**TASK PROMPT:** Retype the records that come next, word for word.

BEGIN

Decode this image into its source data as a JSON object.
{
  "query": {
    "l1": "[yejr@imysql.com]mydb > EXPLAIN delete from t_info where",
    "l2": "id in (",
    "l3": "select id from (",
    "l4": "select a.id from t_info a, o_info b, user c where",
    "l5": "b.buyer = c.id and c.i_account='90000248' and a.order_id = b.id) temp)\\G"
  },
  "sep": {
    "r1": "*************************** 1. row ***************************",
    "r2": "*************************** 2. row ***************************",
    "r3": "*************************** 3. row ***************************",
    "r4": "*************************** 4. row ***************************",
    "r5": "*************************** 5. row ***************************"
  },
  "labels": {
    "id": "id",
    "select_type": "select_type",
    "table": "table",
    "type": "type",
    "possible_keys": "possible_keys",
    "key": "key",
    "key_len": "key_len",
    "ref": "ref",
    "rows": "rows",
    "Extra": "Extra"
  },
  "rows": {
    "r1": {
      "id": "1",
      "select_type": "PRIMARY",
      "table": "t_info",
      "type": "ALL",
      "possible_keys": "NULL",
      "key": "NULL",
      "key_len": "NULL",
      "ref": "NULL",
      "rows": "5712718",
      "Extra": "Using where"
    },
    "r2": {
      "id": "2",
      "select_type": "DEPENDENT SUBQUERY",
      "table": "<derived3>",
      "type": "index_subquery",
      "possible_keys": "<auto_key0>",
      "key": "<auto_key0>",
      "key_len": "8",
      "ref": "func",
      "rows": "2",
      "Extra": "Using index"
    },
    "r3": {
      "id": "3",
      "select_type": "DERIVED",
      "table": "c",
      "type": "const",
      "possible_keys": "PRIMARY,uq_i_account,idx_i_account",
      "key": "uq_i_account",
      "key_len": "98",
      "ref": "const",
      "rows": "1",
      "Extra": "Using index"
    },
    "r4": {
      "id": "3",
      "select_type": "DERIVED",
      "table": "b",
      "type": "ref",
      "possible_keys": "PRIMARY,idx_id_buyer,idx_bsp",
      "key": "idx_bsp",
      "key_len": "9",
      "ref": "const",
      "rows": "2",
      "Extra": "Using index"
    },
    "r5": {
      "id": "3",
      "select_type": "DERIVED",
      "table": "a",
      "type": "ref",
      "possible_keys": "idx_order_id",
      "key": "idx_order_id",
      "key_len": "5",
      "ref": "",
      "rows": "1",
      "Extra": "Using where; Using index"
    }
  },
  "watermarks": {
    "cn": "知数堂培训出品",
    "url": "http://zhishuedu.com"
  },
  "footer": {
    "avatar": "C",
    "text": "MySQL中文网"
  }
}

END

**ANSWER TO THE EXERCISE:**
Decode this image into its source data as a JSON object.
{
  "query": {
    "l1": "[yejr@imysql.com]mydb > EXPLAIN delete from t_info where",
    "l2": "id in (",
    "l3": "select id from (",
    "l4": "select a.id from t_info a, o_info b, user c where",
    "l5": "b.buyer = c.id and c.i_account='90000248' and a.order_id = b.id) temp)\\G"
  },
  "sep": {
    "r1": "*************************** 1. row ***************************",
    "r2": "*************************** 2. row ***************************",
    "r3": "*************************** 3. row ***************************",
    "r4": "*************************** 4. row ***************************",
    "r5": "*************************** 5. row ***************************"
  },
  "labels": {
    "id": "id",
    "select_type": "select_type",
    "table": "table",
    "type": "type",
    "possible_keys": "possible_keys",
    "key": "key",
    "key_len": "key_len",
    "ref": "ref",
    "rows": "rows",
    "Extra": "Extra"
  },
  "rows": {
    "r1": {
      "id": "1",
      "select_type": "PRIMARY",
      "table": "t_info",
      "type": "ALL",
      "possible_keys": "NULL",
      "key": "NULL",
      "key_len": "NULL",
      "ref": "NULL",
      "rows": "5712718",
      "Extra": "Using where"
    },
    "r2": {
      "id": "2",
      "select_type": "DEPENDENT SUBQUERY",
      "table": "<derived3>",
      "type": "index_subquery",
      "possible_keys": "<auto_key0>",
      "key": "<auto_key0>",
      "key_len": "8",
      "ref": "func",
      "rows": "2",
      "Extra": "Using index"
    },
    "r3": {
      "id": "3",
      "select_type": "DERIVED",
      "table": "c",
      "type": "const",
      "possible_keys": "PRIMARY,uq_i_account,idx_i_account",
      "key": "uq_i_account",
      "key_len": "98",
      "ref": "const",
      "rows": "1",
      "Extra": "Using index"
    },
    "r4": {
      "id": "3",
      "select_type": "DERIVED",
      "table": "b",
      "type": "ref",
      "possible_keys": "PRIMARY,idx_id_buyer,idx_bsp",
      "key": "idx_bsp",
      "key_len": "9",
      "ref": "const",
      "rows": "2",
      "Extra": "Using index"
    },
    "r5": {
      "id": "3",
      "select_type": "DERIVED",
      "table": "a",
      "type": "ref",
      "possible_keys": "idx_order_id",
      "key": "idx_order_id",
      "key_len": "5",
      "ref": "",
      "rows": "1",
      "Extra": "Using where; Using index"
    }
  },
  "watermarks": {
    "cn": "知数堂培训出品",
    "url": "http://zhishuedu.com"
  },
  "footer": {
    "avatar": "C",
    "text": "MySQL中文网"
  }
}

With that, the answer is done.